┌─ Material provided

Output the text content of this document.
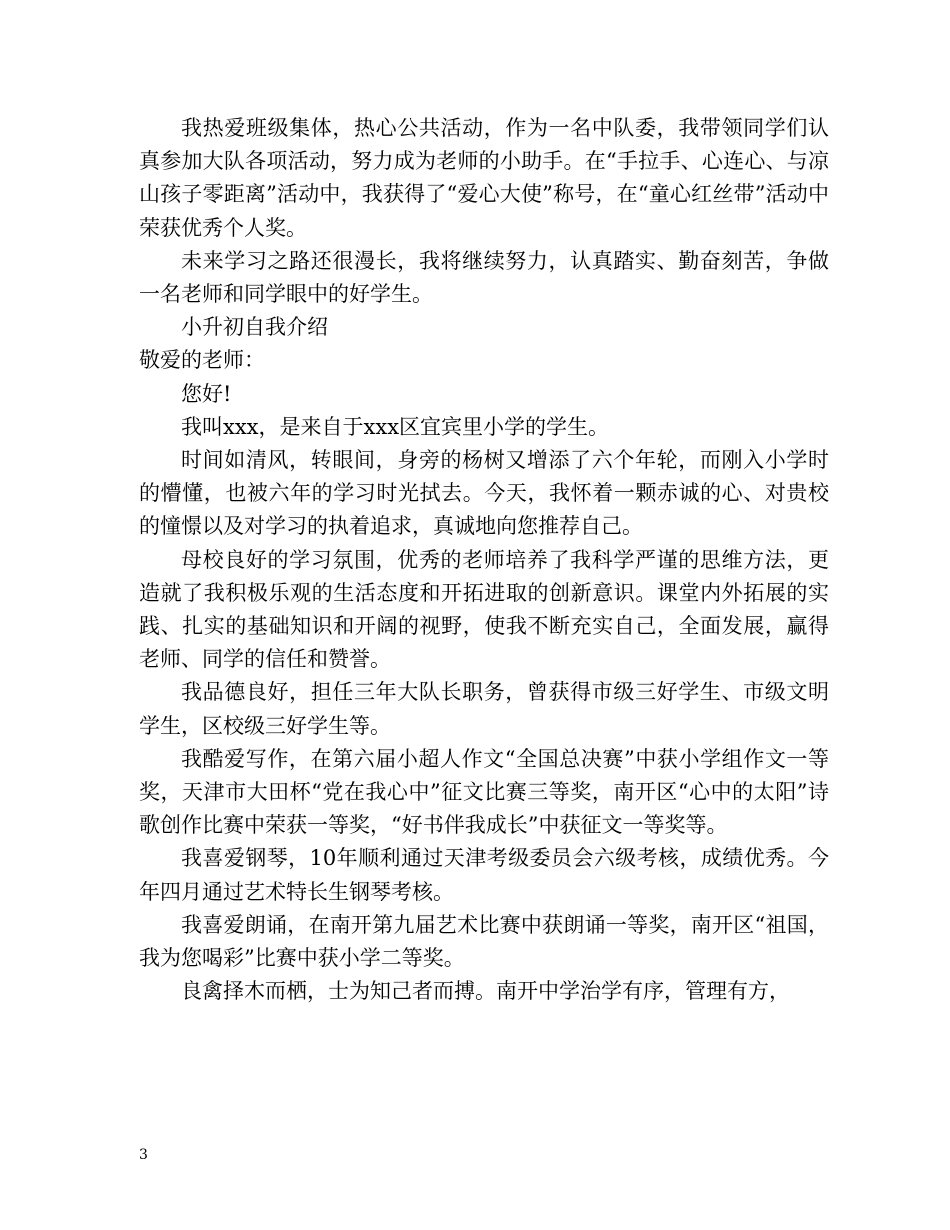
我热爱班级集体，热心公共活动，作为一名中队委，我带领同学们认真参加大队各项活动，努力成为老师的小助手。在“手拉手、心连心、与凉山孩子零距离”活动中，我获得了“爱心大使”称号，在“童心红丝带”活动中荣获优秀个人奖。

未来学习之路还很漫长，我将继续努力，认真踏实、勤奋刻苦，争做一名老师和同学眼中的好学生。

小升初自我介绍

敬爱的老师：

您好!

我叫xxx，是来自于xxx区宜宾里小学的学生。

时间如清风，转眼间，身旁的杨树又增添了六个年轮，而刚入小学时的懵懂，也被六年的学习时光拭去。今天，我怀着一颗赤诚的心、对贵校的憧憬以及对学习的执着追求，真诚地向您推荐自己。

母校良好的学习氛围，优秀的老师培养了我科学严谨的思维方法，更造就了我积极乐观的生活态度和开拓进取的创新意识。课堂内外拓展的实践、扎实的基础知识和开阔的视野，使我不断充实自己，全面发展，赢得老师、同学的信任和赞誉。

我品德良好，担任三年大队长职务，曾获得市级三好学生、市级文明学生，区校级三好学生等。

我酷爱写作，在第六届小超人作文“全国总决赛”中获小学组作文一等奖，天津市大田杯“党在我心中”征文比赛三等奖，南开区“心中的太阳”诗歌创作比赛中荣获一等奖，“好书伴我成长”中获征文一等奖等。

我喜爱钢琴，10年顺利通过天津考级委员会六级考核，成绩优秀。今年四月通过艺术特长生钢琴考核。

我喜爱朗诵，在南开第九届艺术比赛中获朗诵一等奖，南开区“祖国，我为您喝彩”比赛中获小学二等奖。

良禽择木而栖，士为知己者而搏。南开中学治学有序，管理有方，

3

└─

## Work required
All preceding records should be duplicated verbatim, images excepted.

## Task answer
Output the text content of this document.
我热爱班级集体，热心公共活动，作为一名中队委，我带领同学们认真参加大队各项活动，努力成为老师的小助手。在“手拉手、心连心、与凉山孩子零距离”活动中，我获得了“爱心大使”称号，在“童心红丝带”活动中荣获优秀个人奖。

未来学习之路还很漫长，我将继续努力，认真踏实、勤奋刻苦，争做一名老师和同学眼中的好学生。

小升初自我介绍

敬爱的老师：

您好!

我叫xxx，是来自于xxx区宜宾里小学的学生。

时间如清风，转眼间，身旁的杨树又增添了六个年轮，而刚入小学时的懵懂，也被六年的学习时光拭去。今天，我怀着一颗赤诚的心、对贵校的憧憬以及对学习的执着追求，真诚地向您推荐自己。

母校良好的学习氛围，优秀的老师培养了我科学严谨的思维方法，更造就了我积极乐观的生活态度和开拓进取的创新意识。课堂内外拓展的实践、扎实的基础知识和开阔的视野，使我不断充实自己，全面发展，赢得老师、同学的信任和赞誉。

我品德良好，担任三年大队长职务，曾获得市级三好学生、市级文明学生，区校级三好学生等。

我酷爱写作，在第六届小超人作文“全国总决赛”中获小学组作文一等奖，天津市大田杯“党在我心中”征文比赛三等奖，南开区“心中的太阳”诗歌创作比赛中荣获一等奖，“好书伴我成长”中获征文一等奖等。

我喜爱钢琴，10年顺利通过天津考级委员会六级考核，成绩优秀。今年四月通过艺术特长生钢琴考核。

我喜爱朗诵，在南开第九届艺术比赛中获朗诵一等奖，南开区“祖国，我为您喝彩”比赛中获小学二等奖。

良禽择木而栖，士为知己者而搏。南开中学治学有序，管理有方，

3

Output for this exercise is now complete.